*THE DATA:*
== Segment start ==

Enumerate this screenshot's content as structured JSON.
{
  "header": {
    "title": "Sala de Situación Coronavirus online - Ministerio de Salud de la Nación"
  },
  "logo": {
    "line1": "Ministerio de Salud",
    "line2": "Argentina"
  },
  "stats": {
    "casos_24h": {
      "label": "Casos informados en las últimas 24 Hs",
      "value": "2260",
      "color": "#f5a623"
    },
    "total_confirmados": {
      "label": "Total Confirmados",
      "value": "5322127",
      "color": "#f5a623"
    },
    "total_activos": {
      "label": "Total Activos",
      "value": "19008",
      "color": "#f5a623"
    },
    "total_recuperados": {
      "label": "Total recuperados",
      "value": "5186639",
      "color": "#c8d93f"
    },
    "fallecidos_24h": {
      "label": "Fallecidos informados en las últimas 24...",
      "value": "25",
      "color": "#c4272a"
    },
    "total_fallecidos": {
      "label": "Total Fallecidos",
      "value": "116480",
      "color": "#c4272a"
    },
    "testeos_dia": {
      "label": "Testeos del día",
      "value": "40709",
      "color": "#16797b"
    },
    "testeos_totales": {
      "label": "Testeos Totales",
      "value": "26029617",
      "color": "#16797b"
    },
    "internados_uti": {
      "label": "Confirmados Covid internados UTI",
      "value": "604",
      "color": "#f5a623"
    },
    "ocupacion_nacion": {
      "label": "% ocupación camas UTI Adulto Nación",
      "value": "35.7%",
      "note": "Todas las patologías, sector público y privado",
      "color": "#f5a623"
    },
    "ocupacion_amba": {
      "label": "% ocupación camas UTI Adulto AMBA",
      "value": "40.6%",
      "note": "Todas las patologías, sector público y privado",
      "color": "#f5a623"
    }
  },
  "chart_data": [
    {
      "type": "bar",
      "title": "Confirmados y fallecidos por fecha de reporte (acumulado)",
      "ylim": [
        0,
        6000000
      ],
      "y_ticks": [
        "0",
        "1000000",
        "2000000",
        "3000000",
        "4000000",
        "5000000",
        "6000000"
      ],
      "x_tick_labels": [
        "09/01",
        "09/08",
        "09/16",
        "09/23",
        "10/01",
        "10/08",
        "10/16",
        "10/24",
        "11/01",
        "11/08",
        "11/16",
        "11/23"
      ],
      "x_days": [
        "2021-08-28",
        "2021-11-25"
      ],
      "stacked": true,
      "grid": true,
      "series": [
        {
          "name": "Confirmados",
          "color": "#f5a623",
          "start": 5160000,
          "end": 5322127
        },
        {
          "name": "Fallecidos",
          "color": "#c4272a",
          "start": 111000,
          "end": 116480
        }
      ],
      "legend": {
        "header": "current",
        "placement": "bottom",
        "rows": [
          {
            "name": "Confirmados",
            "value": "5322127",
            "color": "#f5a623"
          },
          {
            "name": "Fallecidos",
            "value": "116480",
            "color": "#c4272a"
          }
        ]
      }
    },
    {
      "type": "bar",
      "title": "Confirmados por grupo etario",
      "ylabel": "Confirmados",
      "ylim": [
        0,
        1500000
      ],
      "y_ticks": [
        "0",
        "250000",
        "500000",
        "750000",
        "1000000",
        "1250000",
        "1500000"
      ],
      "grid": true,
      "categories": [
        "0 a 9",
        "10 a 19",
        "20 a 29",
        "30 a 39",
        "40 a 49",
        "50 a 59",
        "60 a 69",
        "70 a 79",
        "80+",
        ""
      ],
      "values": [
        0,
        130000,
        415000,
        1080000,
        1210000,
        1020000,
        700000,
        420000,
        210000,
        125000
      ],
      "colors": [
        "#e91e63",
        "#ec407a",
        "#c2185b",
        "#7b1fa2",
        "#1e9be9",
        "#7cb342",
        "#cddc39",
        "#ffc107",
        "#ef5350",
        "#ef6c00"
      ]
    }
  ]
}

== Segment end ==

*TASK INSTRUCTIONS:* Repeat the listing above word for word, with no line missing.

*EXERCISE OUTPUT:*
Enumerate this screenshot's content as structured JSON.
{
  "header": {
    "title": "Sala de Situación Coronavirus online - Ministerio de Salud de la Nación"
  },
  "logo": {
    "line1": "Ministerio de Salud",
    "line2": "Argentina"
  },
  "stats": {
    "casos_24h": {
      "label": "Casos informados en las últimas 24 Hs",
      "value": "2260",
      "color": "#f5a623"
    },
    "total_confirmados": {
      "label": "Total Confirmados",
      "value": "5322127",
      "color": "#f5a623"
    },
    "total_activos": {
      "label": "Total Activos",
      "value": "19008",
      "color": "#f5a623"
    },
    "total_recuperados": {
      "label": "Total recuperados",
      "value": "5186639",
      "color": "#c8d93f"
    },
    "fallecidos_24h": {
      "label": "Fallecidos informados en las últimas 24...",
      "value": "25",
      "color": "#c4272a"
    },
    "total_fallecidos": {
      "label": "Total Fallecidos",
      "value": "116480",
      "color": "#c4272a"
    },
    "testeos_dia": {
      "label": "Testeos del día",
      "value": "40709",
      "color": "#16797b"
    },
    "testeos_totales": {
      "label": "Testeos Totales",
      "value": "26029617",
      "color": "#16797b"
    },
    "internados_uti": {
      "label": "Confirmados Covid internados UTI",
      "value": "604",
      "color": "#f5a623"
    },
    "ocupacion_nacion": {
      "label": "% ocupación camas UTI Adulto Nación",
      "value": "35.7%",
      "note": "Todas las patologías, sector público y privado",
      "color": "#f5a623"
    },
    "ocupacion_amba": {
      "label": "% ocupación camas UTI Adulto AMBA",
      "value": "40.6%",
      "note": "Todas las patologías, sector público y privado",
      "color": "#f5a623"
    }
  },
  "chart_data": [
    {
      "type": "bar",
      "title": "Confirmados y fallecidos por fecha de reporte (acumulado)",
      "ylim": [
        0,
        6000000
      ],
      "y_ticks": [
        "0",
        "1000000",
        "2000000",
        "3000000",
        "4000000",
        "5000000",
        "6000000"
      ],
      "x_tick_labels": [
        "09/01",
        "09/08",
        "09/16",
        "09/23",
        "10/01",
        "10/08",
        "10/16",
        "10/24",
        "11/01",
        "11/08",
        "11/16",
        "11/23"
      ],
      "x_days": [
        "2021-08-28",
        "2021-11-25"
      ],
      "stacked": true,
      "grid": true,
      "series": [
        {
          "name": "Confirmados",
          "color": "#f5a623",
          "start": 5160000,
          "end": 5322127
        },
        {
          "name": "Fallecidos",
          "color": "#c4272a",
          "start": 111000,
          "end": 116480
        }
      ],
      "legend": {
        "header": "current",
        "placement": "bottom",
        "rows": [
          {
            "name": "Confirmados",
            "value": "5322127",
            "color": "#f5a623"
          },
          {
            "name": "Fallecidos",
            "value": "116480",
            "color": "#c4272a"
          }
        ]
      }
    },
    {
      "type": "bar",
      "title": "Confirmados por grupo etario",
      "ylabel": "Confirmados",
      "ylim": [
        0,
        1500000
      ],
      "y_ticks": [
        "0",
        "250000",
        "500000",
        "750000",
        "1000000",
        "1250000",
        "1500000"
      ],
      "grid": true,
      "categories": [
        "0 a 9",
        "10 a 19",
        "20 a 29",
        "30 a 39",
        "40 a 49",
        "50 a 59",
        "60 a 69",
        "70 a 79",
        "80+",
        ""
      ],
      "values": [
        0,
        130000,
        415000,
        1080000,
        1210000,
        1020000,
        700000,
        420000,
        210000,
        125000
      ],
      "colors": [
        "#e91e63",
        "#ec407a",
        "#c2185b",
        "#7b1fa2",
        "#1e9be9",
        "#7cb342",
        "#cddc39",
        "#ffc107",
        "#ef5350",
        "#ef6c00"
      ]
    }
  ]
}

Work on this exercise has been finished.